Entries taken from a collection

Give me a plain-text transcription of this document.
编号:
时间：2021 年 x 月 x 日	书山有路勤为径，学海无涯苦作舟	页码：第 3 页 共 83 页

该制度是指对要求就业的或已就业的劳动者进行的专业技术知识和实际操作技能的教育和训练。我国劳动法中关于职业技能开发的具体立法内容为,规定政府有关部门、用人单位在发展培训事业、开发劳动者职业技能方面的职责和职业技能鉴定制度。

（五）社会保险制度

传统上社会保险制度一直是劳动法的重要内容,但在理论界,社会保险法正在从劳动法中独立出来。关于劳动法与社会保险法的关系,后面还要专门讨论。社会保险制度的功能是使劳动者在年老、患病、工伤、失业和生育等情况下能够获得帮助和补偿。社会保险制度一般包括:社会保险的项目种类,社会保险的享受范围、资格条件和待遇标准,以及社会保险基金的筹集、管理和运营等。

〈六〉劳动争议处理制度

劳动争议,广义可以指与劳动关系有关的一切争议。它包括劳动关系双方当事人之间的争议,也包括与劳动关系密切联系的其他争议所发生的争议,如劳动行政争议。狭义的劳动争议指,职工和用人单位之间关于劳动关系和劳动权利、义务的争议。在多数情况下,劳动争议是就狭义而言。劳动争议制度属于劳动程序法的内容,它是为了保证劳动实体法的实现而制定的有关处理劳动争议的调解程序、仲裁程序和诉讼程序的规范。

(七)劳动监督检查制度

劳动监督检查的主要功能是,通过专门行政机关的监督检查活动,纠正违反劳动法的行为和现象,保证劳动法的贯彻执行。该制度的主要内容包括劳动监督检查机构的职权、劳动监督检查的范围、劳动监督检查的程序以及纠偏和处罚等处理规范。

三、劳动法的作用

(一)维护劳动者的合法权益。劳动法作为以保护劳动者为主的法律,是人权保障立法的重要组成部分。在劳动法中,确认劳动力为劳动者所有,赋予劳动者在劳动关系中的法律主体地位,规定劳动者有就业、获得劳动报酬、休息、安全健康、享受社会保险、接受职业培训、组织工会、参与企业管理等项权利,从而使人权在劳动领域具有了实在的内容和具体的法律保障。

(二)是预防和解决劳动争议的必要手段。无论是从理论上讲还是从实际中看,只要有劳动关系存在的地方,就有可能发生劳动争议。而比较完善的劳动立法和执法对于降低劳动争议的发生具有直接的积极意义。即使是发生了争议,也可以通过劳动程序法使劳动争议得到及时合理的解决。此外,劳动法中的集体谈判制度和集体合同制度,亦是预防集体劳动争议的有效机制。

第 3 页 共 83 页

* * *

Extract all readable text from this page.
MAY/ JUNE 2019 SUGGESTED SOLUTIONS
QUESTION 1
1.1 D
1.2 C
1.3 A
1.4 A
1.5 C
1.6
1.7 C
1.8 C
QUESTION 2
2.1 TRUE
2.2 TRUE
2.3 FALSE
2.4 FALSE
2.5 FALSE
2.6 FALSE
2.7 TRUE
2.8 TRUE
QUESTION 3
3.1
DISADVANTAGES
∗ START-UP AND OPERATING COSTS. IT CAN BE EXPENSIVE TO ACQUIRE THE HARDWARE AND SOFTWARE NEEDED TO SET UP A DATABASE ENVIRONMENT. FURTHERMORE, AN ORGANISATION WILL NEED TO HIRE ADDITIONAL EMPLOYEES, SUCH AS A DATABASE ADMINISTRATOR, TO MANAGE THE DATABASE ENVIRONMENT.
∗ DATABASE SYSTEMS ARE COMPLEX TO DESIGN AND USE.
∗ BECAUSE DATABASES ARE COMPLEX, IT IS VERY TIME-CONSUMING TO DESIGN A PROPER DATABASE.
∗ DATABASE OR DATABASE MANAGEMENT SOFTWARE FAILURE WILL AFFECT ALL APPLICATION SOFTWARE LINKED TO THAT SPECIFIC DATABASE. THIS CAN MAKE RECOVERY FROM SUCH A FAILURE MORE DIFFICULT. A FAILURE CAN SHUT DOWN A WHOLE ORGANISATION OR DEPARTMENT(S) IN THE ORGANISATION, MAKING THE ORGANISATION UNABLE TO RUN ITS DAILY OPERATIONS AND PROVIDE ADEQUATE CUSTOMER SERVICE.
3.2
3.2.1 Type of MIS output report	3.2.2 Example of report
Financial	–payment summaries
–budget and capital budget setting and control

==

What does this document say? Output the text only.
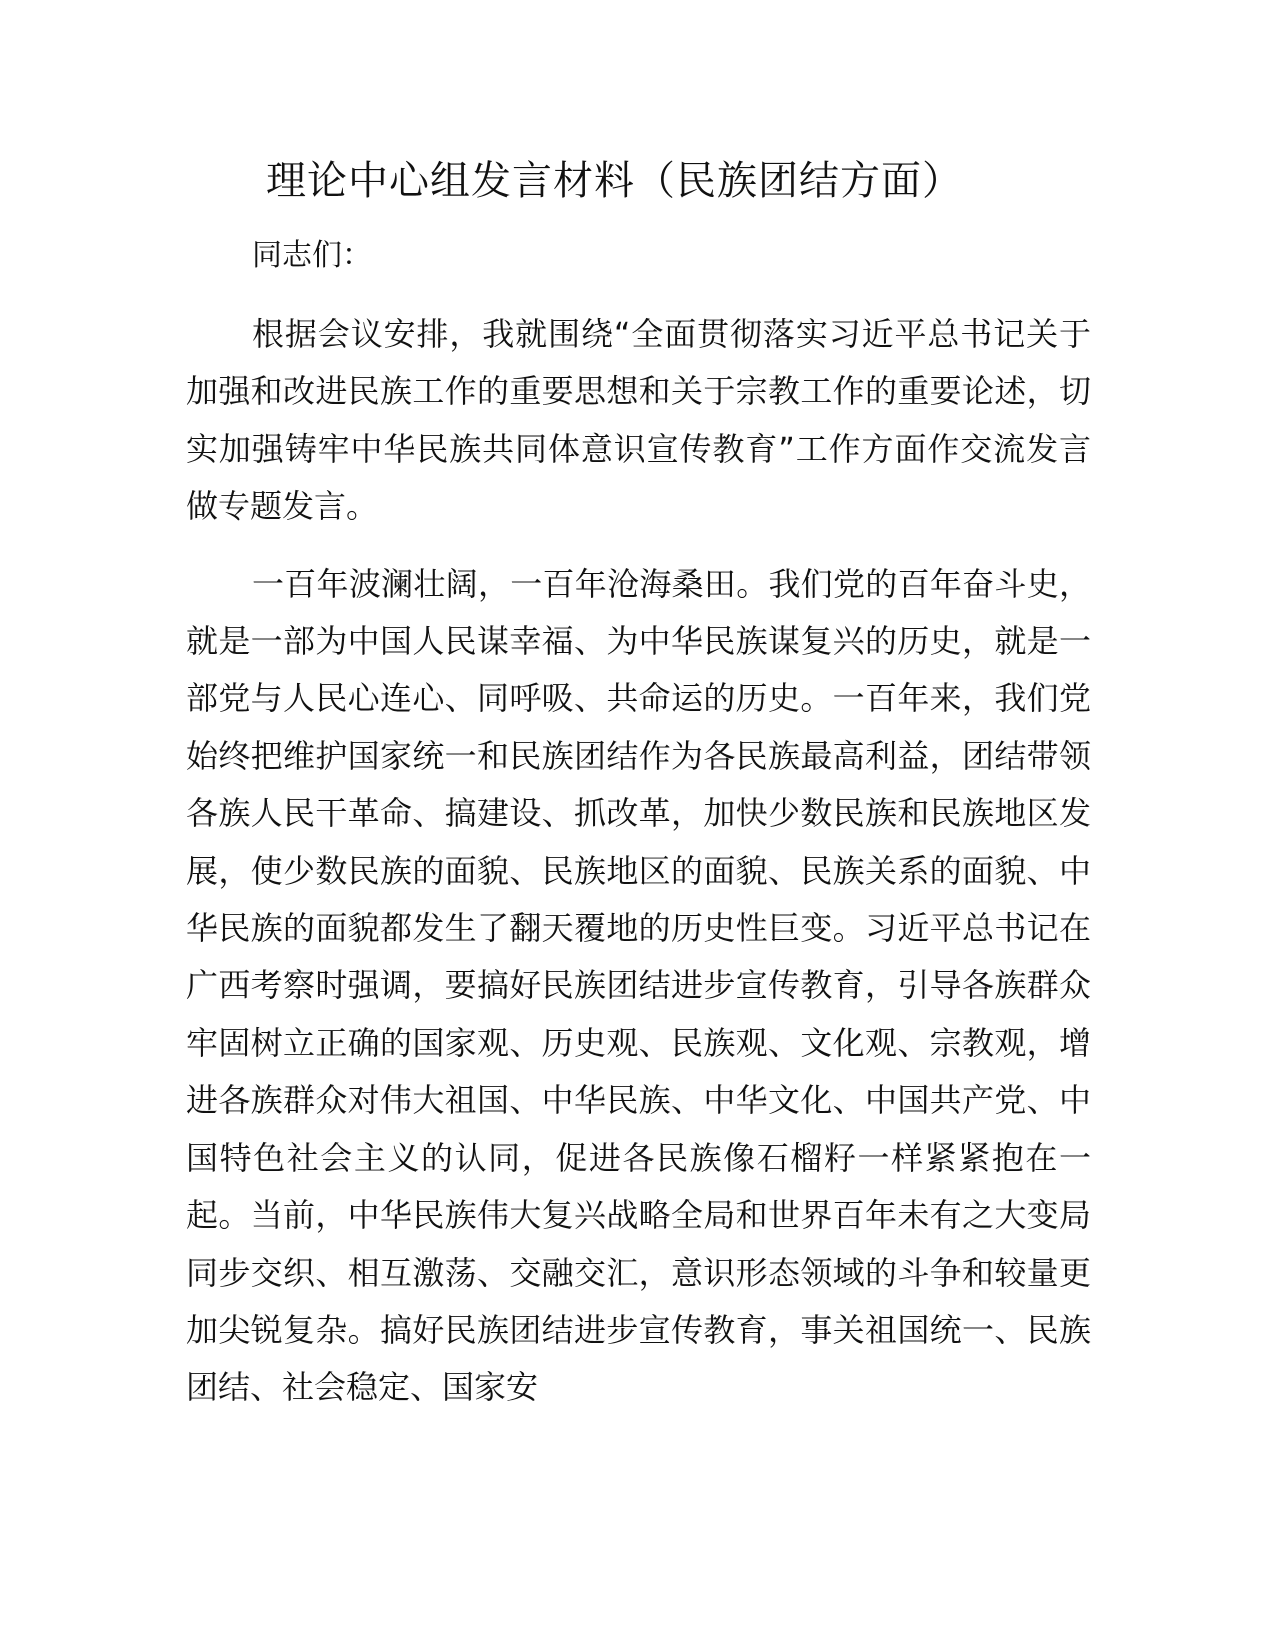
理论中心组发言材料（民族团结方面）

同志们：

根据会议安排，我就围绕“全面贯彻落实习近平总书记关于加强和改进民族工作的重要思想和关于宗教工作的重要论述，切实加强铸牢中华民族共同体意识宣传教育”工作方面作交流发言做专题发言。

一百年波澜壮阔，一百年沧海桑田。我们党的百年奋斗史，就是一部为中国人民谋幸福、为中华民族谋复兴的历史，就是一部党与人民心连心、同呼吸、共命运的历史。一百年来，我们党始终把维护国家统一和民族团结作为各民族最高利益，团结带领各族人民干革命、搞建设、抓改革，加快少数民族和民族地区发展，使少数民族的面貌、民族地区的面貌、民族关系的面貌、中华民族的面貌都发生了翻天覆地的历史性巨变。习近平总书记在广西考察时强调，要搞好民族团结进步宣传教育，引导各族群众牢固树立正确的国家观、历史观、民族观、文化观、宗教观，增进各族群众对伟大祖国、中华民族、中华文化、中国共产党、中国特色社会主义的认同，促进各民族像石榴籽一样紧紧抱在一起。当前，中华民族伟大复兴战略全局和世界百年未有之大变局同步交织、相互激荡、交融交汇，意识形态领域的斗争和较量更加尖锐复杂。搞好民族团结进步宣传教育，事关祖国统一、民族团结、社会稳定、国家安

### Problem to work on
From the entries above, copy each line holding "COMPLEX".

### Output for this task
∗ DATABASE SYSTEMS ARE COMPLEX TO DESIGN AND USE.
∗ BECAUSE DATABASES ARE COMPLEX, IT IS VERY TIME-CONSUMING TO DESIGN A PROPER DATABASE.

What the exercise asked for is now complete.